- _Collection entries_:
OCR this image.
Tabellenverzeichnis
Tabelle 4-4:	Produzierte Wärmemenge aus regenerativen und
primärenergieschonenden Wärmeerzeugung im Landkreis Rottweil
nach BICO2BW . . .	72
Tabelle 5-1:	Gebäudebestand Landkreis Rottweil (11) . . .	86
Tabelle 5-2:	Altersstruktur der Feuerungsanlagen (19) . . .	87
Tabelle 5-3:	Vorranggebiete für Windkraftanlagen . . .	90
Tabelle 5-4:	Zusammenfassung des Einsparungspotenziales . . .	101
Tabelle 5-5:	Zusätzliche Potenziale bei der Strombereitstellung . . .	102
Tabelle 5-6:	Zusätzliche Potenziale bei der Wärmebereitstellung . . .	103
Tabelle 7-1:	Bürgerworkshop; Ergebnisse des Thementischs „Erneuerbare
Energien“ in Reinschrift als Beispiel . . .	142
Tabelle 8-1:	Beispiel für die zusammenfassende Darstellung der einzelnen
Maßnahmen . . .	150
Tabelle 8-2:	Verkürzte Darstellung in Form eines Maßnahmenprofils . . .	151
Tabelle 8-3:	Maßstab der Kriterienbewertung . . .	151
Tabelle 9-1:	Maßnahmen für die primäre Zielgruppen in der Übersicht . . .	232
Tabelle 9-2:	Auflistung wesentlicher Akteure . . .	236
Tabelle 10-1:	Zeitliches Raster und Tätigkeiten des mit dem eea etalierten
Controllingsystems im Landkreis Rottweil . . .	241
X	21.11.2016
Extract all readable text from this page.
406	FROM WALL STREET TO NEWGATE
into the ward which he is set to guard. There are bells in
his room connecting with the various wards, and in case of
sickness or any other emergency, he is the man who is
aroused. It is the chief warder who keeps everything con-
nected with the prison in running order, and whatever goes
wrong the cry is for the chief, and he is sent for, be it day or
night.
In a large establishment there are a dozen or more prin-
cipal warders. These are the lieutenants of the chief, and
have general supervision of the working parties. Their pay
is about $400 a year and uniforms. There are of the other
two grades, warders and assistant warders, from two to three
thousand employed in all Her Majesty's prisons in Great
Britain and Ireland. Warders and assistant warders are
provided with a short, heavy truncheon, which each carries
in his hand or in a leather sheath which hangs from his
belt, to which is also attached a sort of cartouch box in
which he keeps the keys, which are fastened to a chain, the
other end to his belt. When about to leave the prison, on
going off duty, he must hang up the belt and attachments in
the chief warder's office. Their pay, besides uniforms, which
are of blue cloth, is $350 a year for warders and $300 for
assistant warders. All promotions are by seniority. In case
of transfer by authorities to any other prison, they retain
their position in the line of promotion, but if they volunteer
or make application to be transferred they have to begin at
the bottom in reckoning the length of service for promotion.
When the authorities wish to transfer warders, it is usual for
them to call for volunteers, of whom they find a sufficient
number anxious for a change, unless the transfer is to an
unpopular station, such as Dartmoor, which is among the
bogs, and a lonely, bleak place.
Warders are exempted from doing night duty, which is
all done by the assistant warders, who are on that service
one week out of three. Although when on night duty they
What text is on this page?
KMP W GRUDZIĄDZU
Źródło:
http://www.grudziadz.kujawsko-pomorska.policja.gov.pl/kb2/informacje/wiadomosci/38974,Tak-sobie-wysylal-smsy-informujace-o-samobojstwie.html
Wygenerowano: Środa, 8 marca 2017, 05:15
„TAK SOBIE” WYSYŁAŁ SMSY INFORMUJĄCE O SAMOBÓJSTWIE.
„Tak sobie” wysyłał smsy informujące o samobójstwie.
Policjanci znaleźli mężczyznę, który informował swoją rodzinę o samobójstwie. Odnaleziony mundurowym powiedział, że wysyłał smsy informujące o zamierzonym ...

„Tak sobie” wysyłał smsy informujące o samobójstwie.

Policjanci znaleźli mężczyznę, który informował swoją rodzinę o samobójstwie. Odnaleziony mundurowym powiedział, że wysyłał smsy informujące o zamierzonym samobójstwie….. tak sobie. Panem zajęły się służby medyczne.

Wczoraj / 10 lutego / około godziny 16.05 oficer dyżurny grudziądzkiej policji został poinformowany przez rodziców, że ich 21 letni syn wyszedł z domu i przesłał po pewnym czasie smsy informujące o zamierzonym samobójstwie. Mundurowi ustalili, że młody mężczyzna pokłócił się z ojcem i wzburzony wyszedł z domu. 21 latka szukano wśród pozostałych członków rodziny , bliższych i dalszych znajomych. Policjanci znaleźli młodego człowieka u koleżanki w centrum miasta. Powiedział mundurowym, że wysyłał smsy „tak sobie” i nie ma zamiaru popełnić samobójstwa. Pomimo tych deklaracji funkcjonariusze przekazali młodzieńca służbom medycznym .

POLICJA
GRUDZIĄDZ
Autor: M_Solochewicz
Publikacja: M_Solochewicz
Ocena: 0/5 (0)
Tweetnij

- _Task directions_: Using the listing above, reproduce each line without omission.

- _Exercise solution_:
OCR this image.
Tabellenverzeichnis
Tabelle 4-4:	Produzierte Wärmemenge aus regenerativen und
primärenergieschonenden Wärmeerzeugung im Landkreis Rottweil
nach BICO2BW . . .	72
Tabelle 5-1:	Gebäudebestand Landkreis Rottweil (11) . . .	86
Tabelle 5-2:	Altersstruktur der Feuerungsanlagen (19) . . .	87
Tabelle 5-3:	Vorranggebiete für Windkraftanlagen . . .	90
Tabelle 5-4:	Zusammenfassung des Einsparungspotenziales . . .	101
Tabelle 5-5:	Zusätzliche Potenziale bei der Strombereitstellung . . .	102
Tabelle 5-6:	Zusätzliche Potenziale bei der Wärmebereitstellung . . .	103
Tabelle 7-1:	Bürgerworkshop; Ergebnisse des Thementischs „Erneuerbare
Energien“ in Reinschrift als Beispiel . . .	142
Tabelle 8-1:	Beispiel für die zusammenfassende Darstellung der einzelnen
Maßnahmen . . .	150
Tabelle 8-2:	Verkürzte Darstellung in Form eines Maßnahmenprofils . . .	151
Tabelle 8-3:	Maßstab der Kriterienbewertung . . .	151
Tabelle 9-1:	Maßnahmen für die primäre Zielgruppen in der Übersicht . . .	232
Tabelle 9-2:	Auflistung wesentlicher Akteure . . .	236
Tabelle 10-1:	Zeitliches Raster und Tätigkeiten des mit dem eea etalierten
Controllingsystems im Landkreis Rottweil . . .	241
X	21.11.2016
Extract all readable text from this page.
406	FROM WALL STREET TO NEWGATE
into the ward which he is set to guard. There are bells in
his room connecting with the various wards, and in case of
sickness or any other emergency, he is the man who is
aroused. It is the chief warder who keeps everything con-
nected with the prison in running order, and whatever goes
wrong the cry is for the chief, and he is sent for, be it day or
night.
In a large establishment there are a dozen or more prin-
cipal warders. These are the lieutenants of the chief, and
have general supervision of the working parties. Their pay
is about $400 a year and uniforms. There are of the other
two grades, warders and assistant warders, from two to three
thousand employed in all Her Majesty's prisons in Great
Britain and Ireland. Warders and assistant warders are
provided with a short, heavy truncheon, which each carries
in his hand or in a leather sheath which hangs from his
belt, to which is also attached a sort of cartouch box in
which he keeps the keys, which are fastened to a chain, the
other end to his belt. When about to leave the prison, on
going off duty, he must hang up the belt and attachments in
the chief warder's office. Their pay, besides uniforms, which
are of blue cloth, is $350 a year for warders and $300 for
assistant warders. All promotions are by seniority. In case
of transfer by authorities to any other prison, they retain
their position in the line of promotion, but if they volunteer
or make application to be transferred they have to begin at
the bottom in reckoning the length of service for promotion.
When the authorities wish to transfer warders, it is usual for
them to call for volunteers, of whom they find a sufficient
number anxious for a change, unless the transfer is to an
unpopular station, such as Dartmoor, which is among the
bogs, and a lonely, bleak place.
Warders are exempted from doing night duty, which is
all done by the assistant warders, who are on that service
one week out of three. Although when on night duty they
What text is on this page?
KMP W GRUDZIĄDZU
Źródło:
http://www.grudziadz.kujawsko-pomorska.policja.gov.pl/kb2/informacje/wiadomosci/38974,Tak-sobie-wysylal-smsy-informujace-o-samobojstwie.html
Wygenerowano: Środa, 8 marca 2017, 05:15
„TAK SOBIE” WYSYŁAŁ SMSY INFORMUJĄCE O SAMOBÓJSTWIE.
„Tak sobie” wysyłał smsy informujące o samobójstwie.
Policjanci znaleźli mężczyznę, który informował swoją rodzinę o samobójstwie. Odnaleziony mundurowym powiedział, że wysyłał smsy informujące o zamierzonym ...

„Tak sobie” wysyłał smsy informujące o samobójstwie.

Policjanci znaleźli mężczyznę, który informował swoją rodzinę o samobójstwie. Odnaleziony mundurowym powiedział, że wysyłał smsy informujące o zamierzonym samobójstwie….. tak sobie. Panem zajęły się służby medyczne.

Wczoraj / 10 lutego / około godziny 16.05 oficer dyżurny grudziądzkiej policji został poinformowany przez rodziców, że ich 21 letni syn wyszedł z domu i przesłał po pewnym czasie smsy informujące o zamierzonym samobójstwie. Mundurowi ustalili, że młody mężczyzna pokłócił się z ojcem i wzburzony wyszedł z domu. 21 latka szukano wśród pozostałych członków rodziny , bliższych i dalszych znajomych. Policjanci znaleźli młodego człowieka u koleżanki w centrum miasta. Powiedział mundurowym, że wysyłał smsy „tak sobie” i nie ma zamiaru popełnić samobójstwa. Pomimo tych deklaracji funkcjonariusze przekazali młodzieńca służbom medycznym .

POLICJA
GRUDZIĄDZ
Autor: M_Solochewicz
Publikacja: M_Solochewicz
Ocena: 0/5 (0)
Tweetnij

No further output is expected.